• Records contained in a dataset
#####
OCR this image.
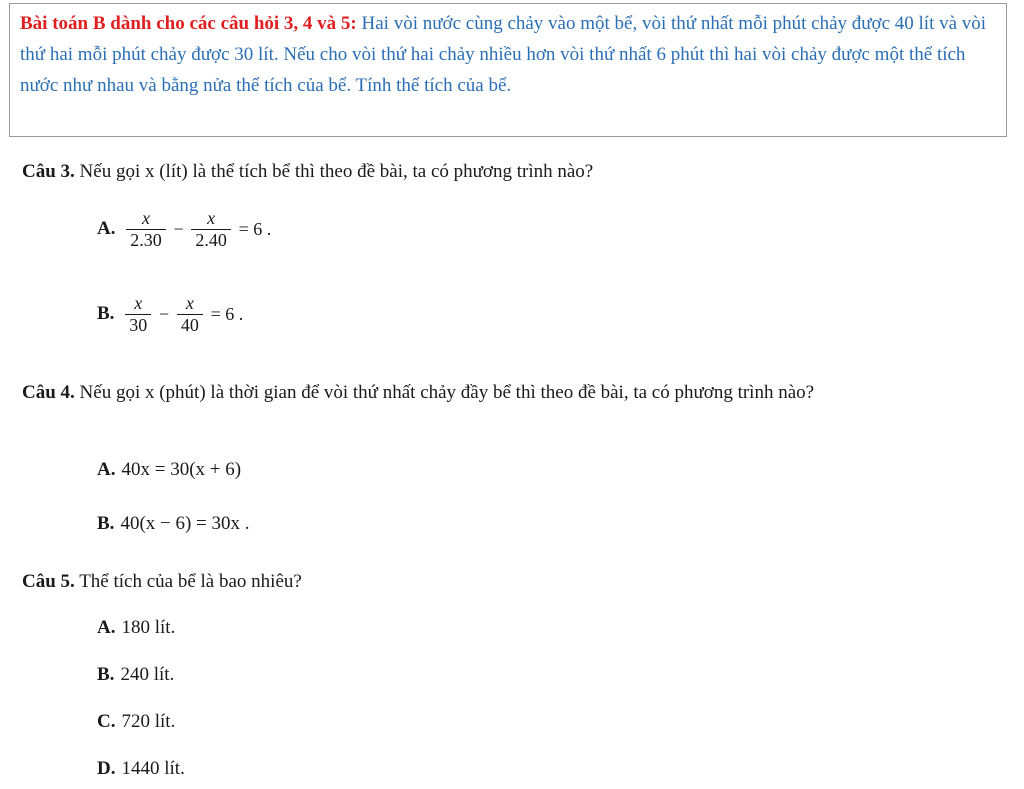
Bài toán B dành cho các câu hỏi 3, 4 và 5: Hai vòi nước cùng chảy vào một bể, vòi thứ nhất mỗi phút chảy được 40 lít và vòi thứ hai mỗi phút chảy được 30 lít. Nếu cho vòi thứ hai chảy nhiều hơn vòi thứ nhất 6 phút thì hai vòi chảy được một thể tích nước như nhau và bằng nửa thể tích của bể. Tính thể tích của bể.
Câu 3. Nếu gọi x (lít) là thể tích bể thì theo đề bài, ta có phương trình nào?
A. $\frac{x}{2.30} - \frac{x}{2.40} = 6$ .
B. $\frac{x}{30} - \frac{x}{40} = 6$ .
Câu 4. Nếu gọi x (phút) là thời gian để vòi thứ nhất chảy đầy bể thì theo đề bài, ta có phương trình nào?
A. 40x = 30(x + 6)
B. 40(x − 6) = 30x .
Câu 5. Thể tích của bể là bao nhiêu?
A. 180 lít.
B. 240 lít.
C. 720 lít.
D. 1440 lít.
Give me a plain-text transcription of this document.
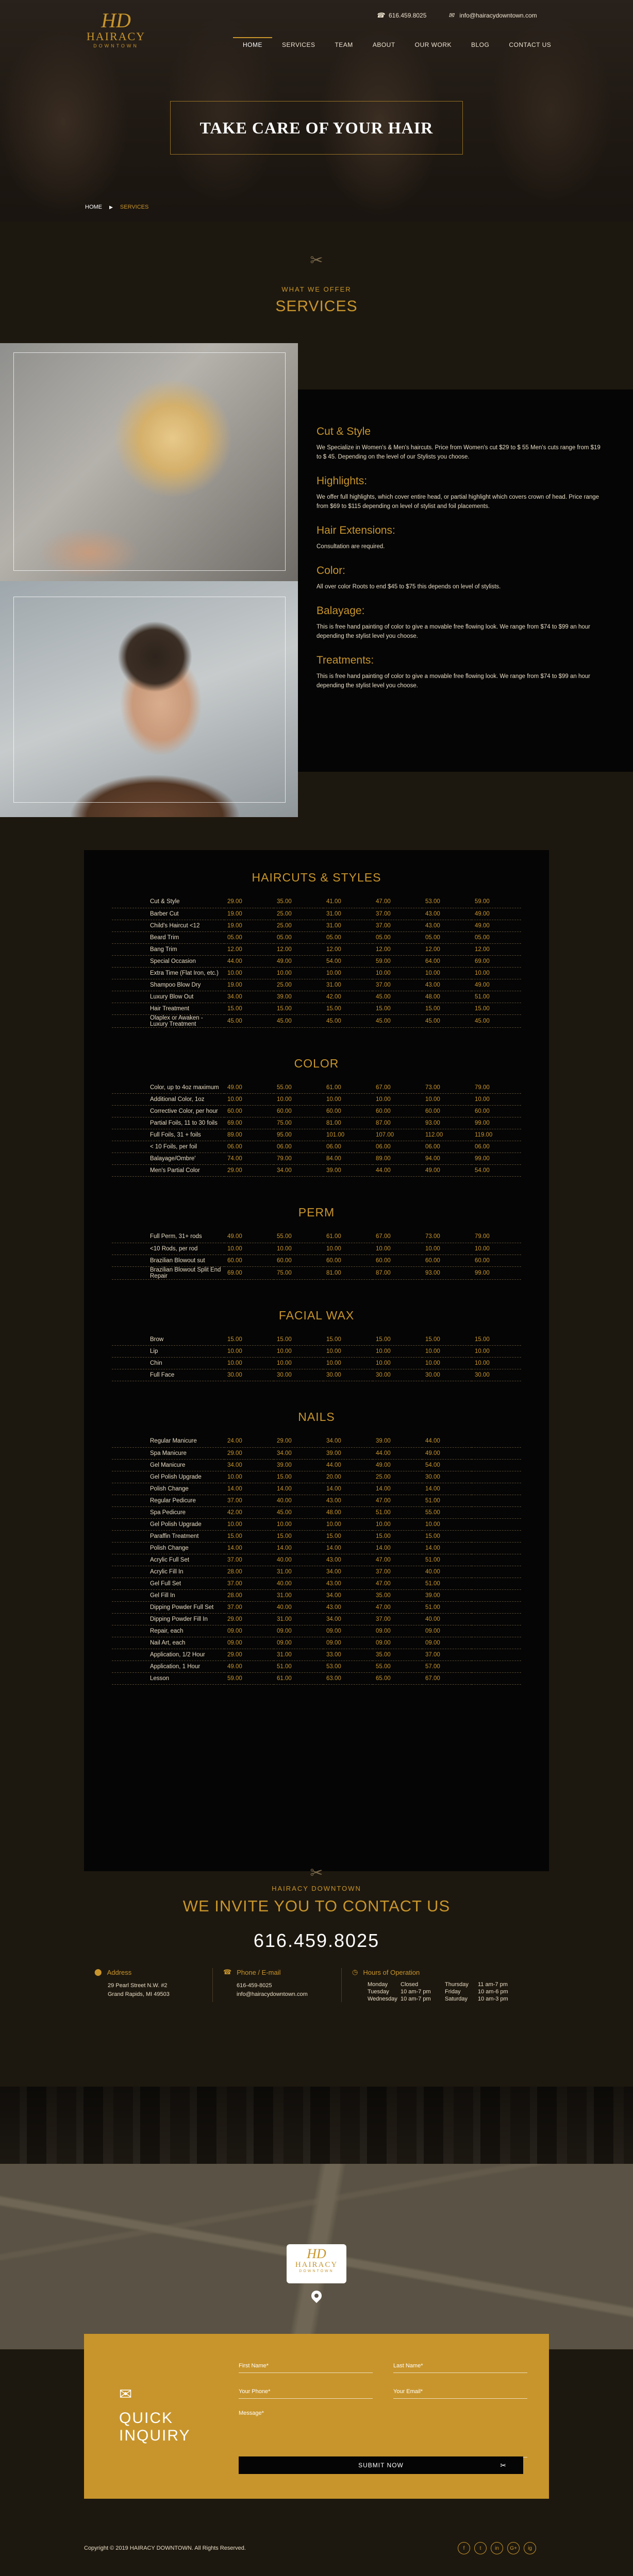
☎ 616.459.8025	✉ info@hairacydowntown.com
HD
HAIRACY
DOWNTOWN	HOME	SERVICES	TEAM	ABOUT	OUR WORK	BLOG	CONTACT US
TAKE CARE OF YOUR HAIR
HOME ▶ SERVICES
✂
WHAT WE OFFER
SERVICES
Cut & Style

We Specialize in Women's & Men's haircuts. Price from Women's cut $29 to $ 55 Men's cuts range from $19 to $ 45. Depending on the level of our Stylists you choose.

Highlights:

We offer full highlights, which cover entire head, or partial highlight which covers crown of head. Price range from $69 to $115 depending on level of stylist and foil placements.

Hair Extensions:

Consultation are required.

Color:

All over color Roots to end $45 to $75 this depends on level of stylists.

Balayage:

This is free hand painting of color to give a movable free flowing look. We range from $74 to $99 an hour depending the stylist level you choose.

Treatments:

This is free hand painting of color to give a movable free flowing look. We range from $74 to $99 an hour depending the stylist level you choose.

HAIRCUTS & STYLES
Cut & Style	29.00	35.00	41.00	47.00	53.00	59.00
Barber Cut	19.00	25.00	31.00	37.00	43.00	49.00
Child's Haircut <12	19.00	25.00	31.00	37.00	43.00	49.00
Beard Trim	05.00	05.00	05.00	05.00	05.00	05.00
Bang Trim	12.00	12.00	12.00	12.00	12.00	12.00
Special Occasion	44.00	49.00	54.00	59.00	64.00	69.00
Extra Time (Flat Iron, etc.)	10.00	10.00	10.00	10.00	10.00	10.00
Shampoo Blow Dry	19.00	25.00	31.00	37.00	43.00	49.00
Luxury Blow Out	34.00	39.00	42.00	45.00	48.00	51.00
Hair Treatment	15.00	15.00	15.00	15.00	15.00	15.00
Olaplex or Awaken - Luxury Treatment	45.00	45.00	45.00	45.00	45.00	45.00
COLOR
Color, up to 4oz maximum	49.00	55.00	61.00	67.00	73.00	79.00
Additional Color, 1oz	10.00	10.00	10.00	10.00	10.00	10.00
Corrective Color, per hour	60.00	60.00	60.00	60.00	60.00	60.00
Partial Foils, 11 to 30 foils	69.00	75.00	81.00	87.00	93.00	99.00
Full Foils, 31 + foils	89.00	95.00	101.00	107.00	112.00	119.00
< 10 Foils, per foil	06.00	06.00	06.00	06.00	06.00	06.00
Balayage/Ombre'	74.00	79.00	84.00	89.00	94.00	99.00
Men's Partial Color	29.00	34.00	39.00	44.00	49.00	54.00
PERM
Full Perm, 31+ rods	49.00	55.00	61.00	67.00	73.00	79.00
<10 Rods, per rod	10.00	10.00	10.00	10.00	10.00	10.00
Brazilian Blowout sut	60.00	60.00	60.00	60.00	60.00	60.00
Brazilian Blowout Split End Repair	69.00	75.00	81.00	87.00	93.00	99.00
FACIAL WAX
Brow	15.00	15.00	15.00	15.00	15.00	15.00
Lip	10.00	10.00	10.00	10.00	10.00	10.00
Chin	10.00	10.00	10.00	10.00	10.00	10.00
Full Face	30.00	30.00	30.00	30.00	30.00	30.00
NAILS
Regular Manicure	24.00	29.00	34.00	39.00	44.00	
Spa Manicure	29.00	34.00	39.00	44.00	49.00	
Gel Manicure	34.00	39.00	44.00	49.00	54.00	
Gel Polish Upgrade	10.00	15.00	20.00	25.00	30.00	
Polish Change	14.00	14.00	14.00	14.00	14.00	
Regular Pedicure	37.00	40.00	43.00	47.00	51.00	
Spa Pedicure	42.00	45.00	48.00	51.00	55.00	
Gel Polish Upgrade	10.00	10.00	10.00	10.00	10.00	
Paraffin Treatment	15.00	15.00	15.00	15.00	15.00	
Polish Change	14.00	14.00	14.00	14.00	14.00	
Acrylic Full Set	37.00	40.00	43.00	47.00	51.00	
Acrylic Fill In	28.00	31.00	34.00	37.00	40.00	
Gel Full Set	37.00	40.00	43.00	47.00	51.00	
Gel Fill In	28.00	31.00	34.00	35.00	39.00	
Dipping Powder Full Set	37.00	40.00	43.00	47.00	51.00	
Dipping Powder Fill In	29.00	31.00	34.00	37.00	40.00	
Repair, each	09.00	09.00	09.00	09.00	09.00	
Nail Art, each	09.00	09.00	09.00	09.00	09.00	
Application, 1/2 Hour	29.00	31.00	33.00	35.00	37.00	
Application, 1 Hour	49.00	51.00	53.00	55.00	57.00	
Lesson	59.00	61.00	63.00	65.00	67.00	
✂
HAIRACY DOWNTOWN
WE INVITE YOU TO CONTACT US
616.459.8025
⬤ Address

29 Pearl Street N.W. #2

Grand Rapids, MI 49503

☎ Phone / E-mail

616-459-8025

info@hairacydowntown.com

◷ Hours of Operation
Monday	Closed	Thursday	11 am-7 pm
Tuesday	10 am-7 pm	Friday	10 am-6 pm
Wednesday 10 am-7 pm	Saturday	10 am-3 pm
HD
HAIRACY
DOWNTOWN
✉
QUICK
INQUIRY
First Name*
Last Name*
Your Phone*
Your Email*
Message*
SUBMIT NOW	✂
Copyright © 2019 HAIRACY DOWNTOWN. All Rights Reserved.	f	t	in	G+	ig
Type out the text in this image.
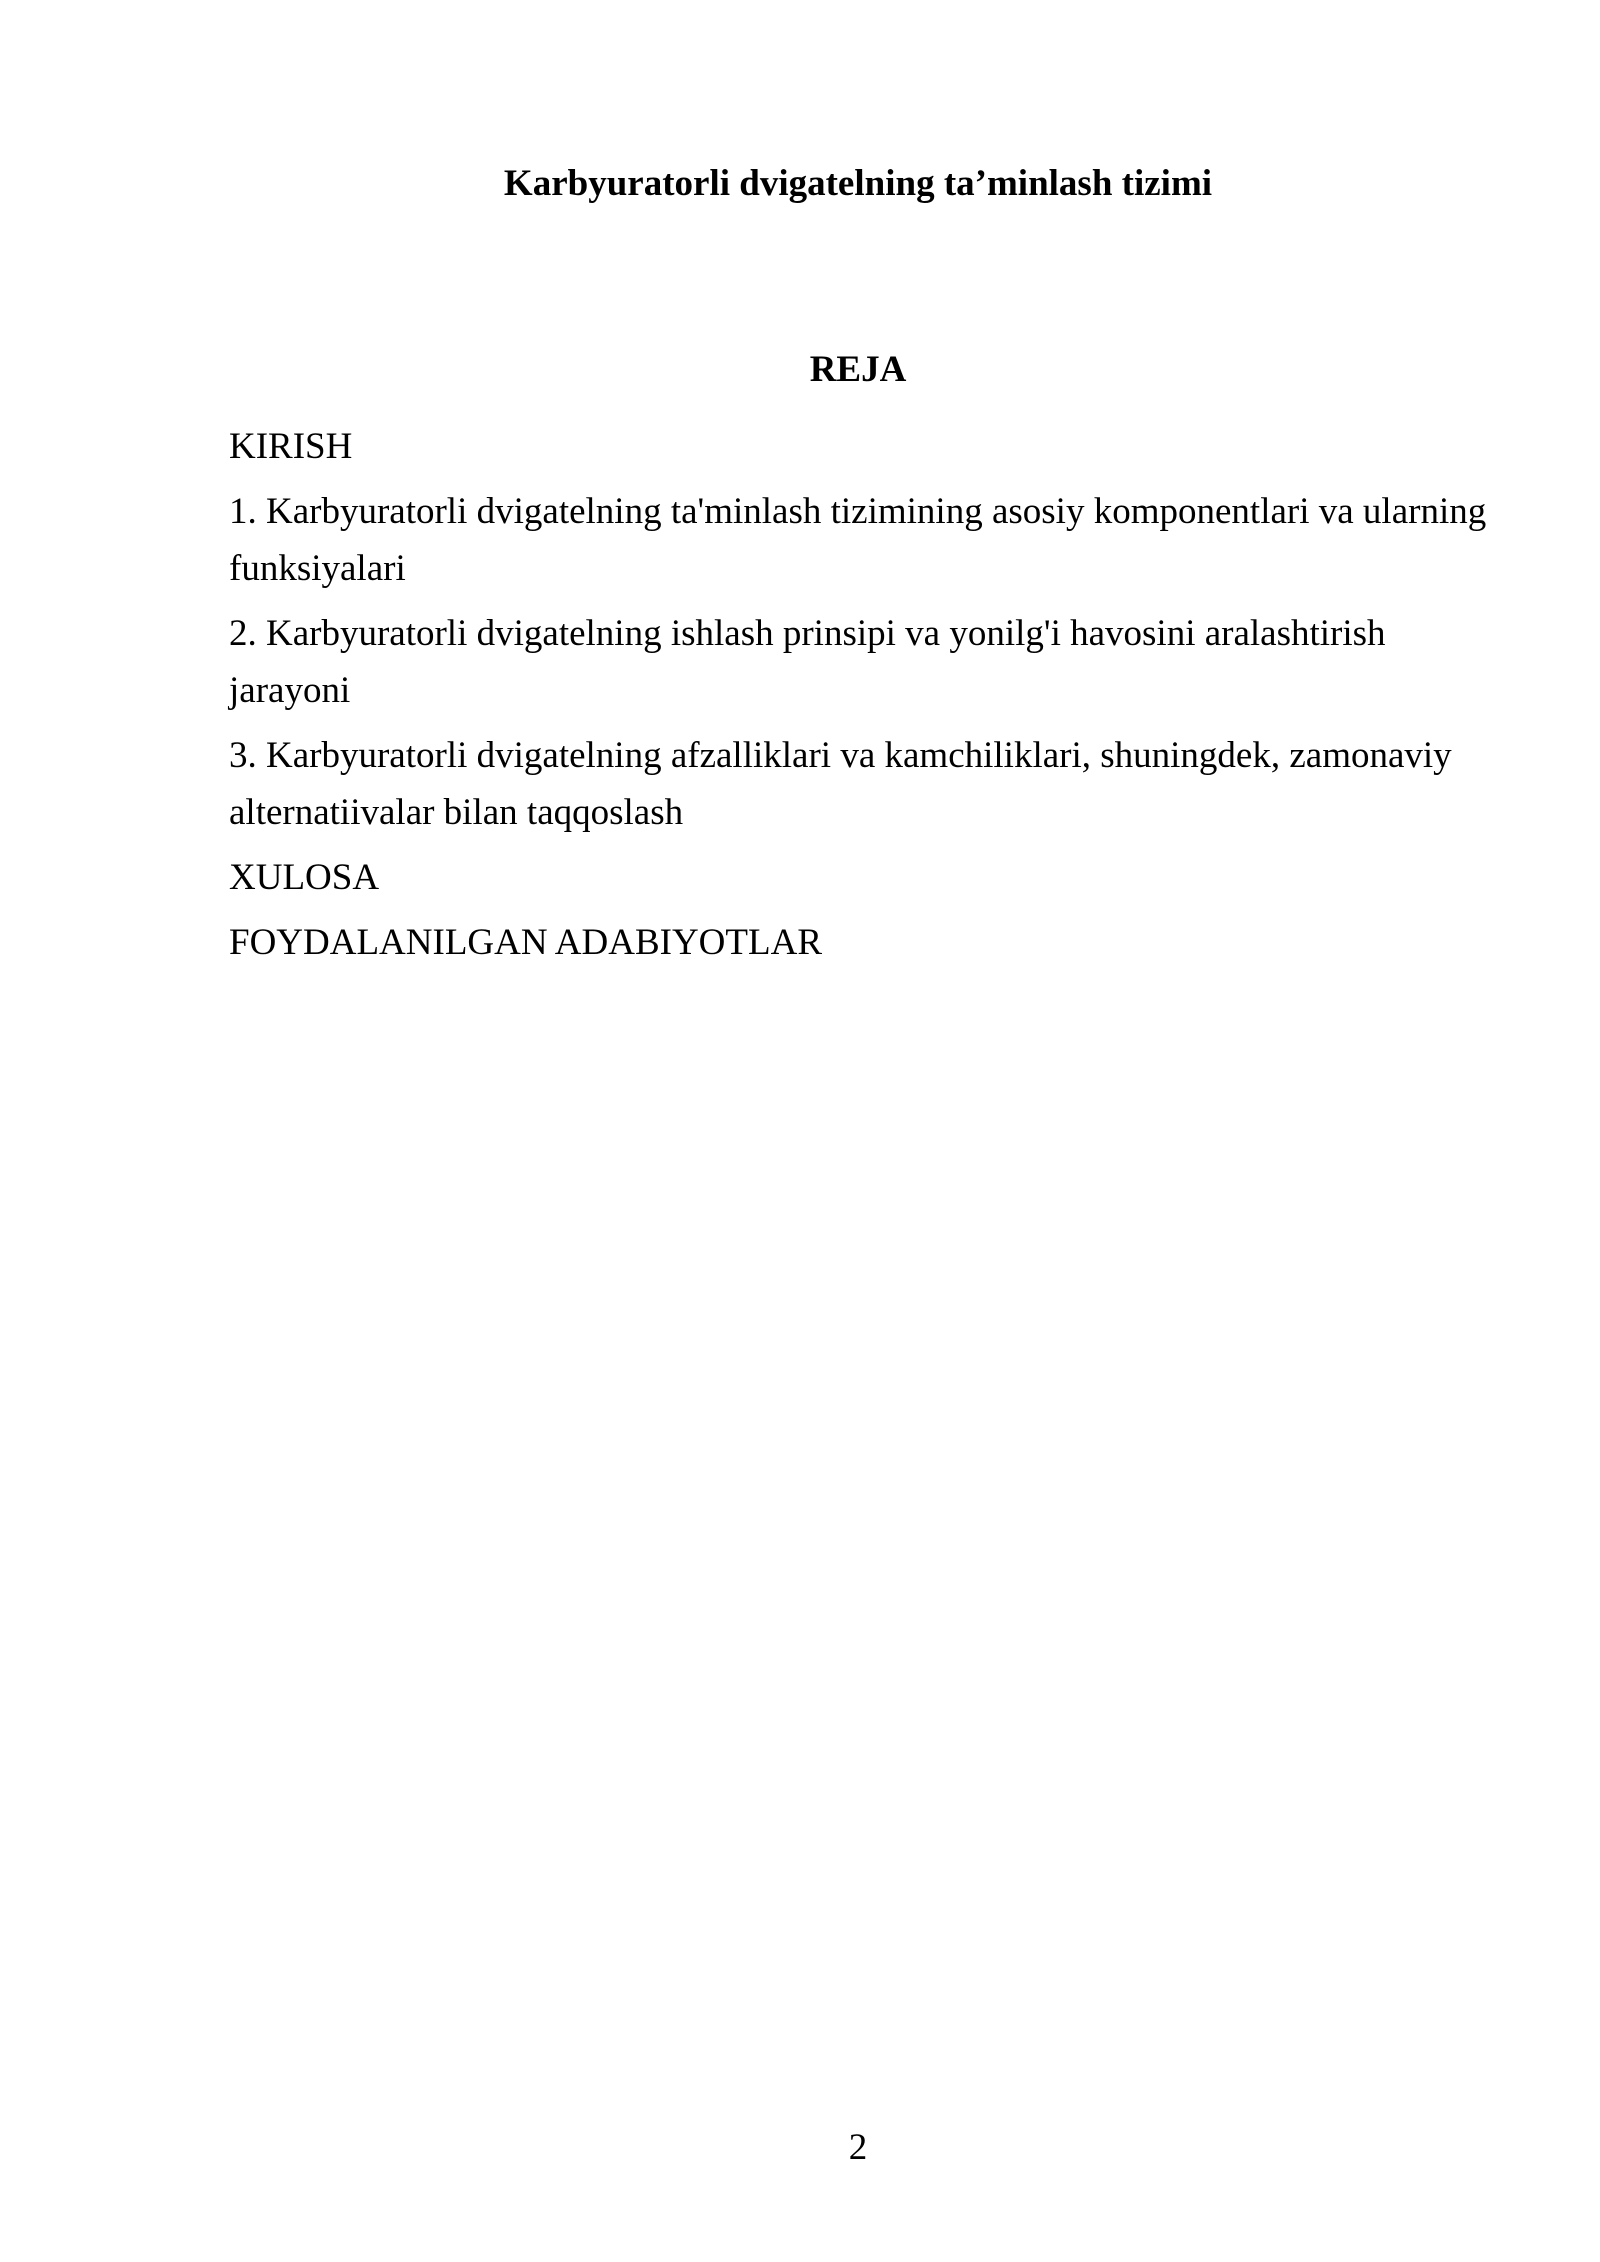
Karbyuratorli dvigatelning ta’minlash tizimi
REJA
KIRISH
1. Karbyuratorli dvigatelning ta'minlash tizimining asosiy komponentlari va ularning funksiyalari
2. Karbyuratorli dvigatelning ishlash prinsipi va yonilg'i havosini aralashtirish jarayoni
3. Karbyuratorli dvigatelning afzalliklari va kamchiliklari, shuningdek, zamonaviy alternatiivalar bilan taqqoslash
XULOSA
FOYDALANILGAN ADABIYOTLAR
2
#####
• Task prompt
Return solely the number of lines in the data that include the word "Foils".

• Answer to the problem
3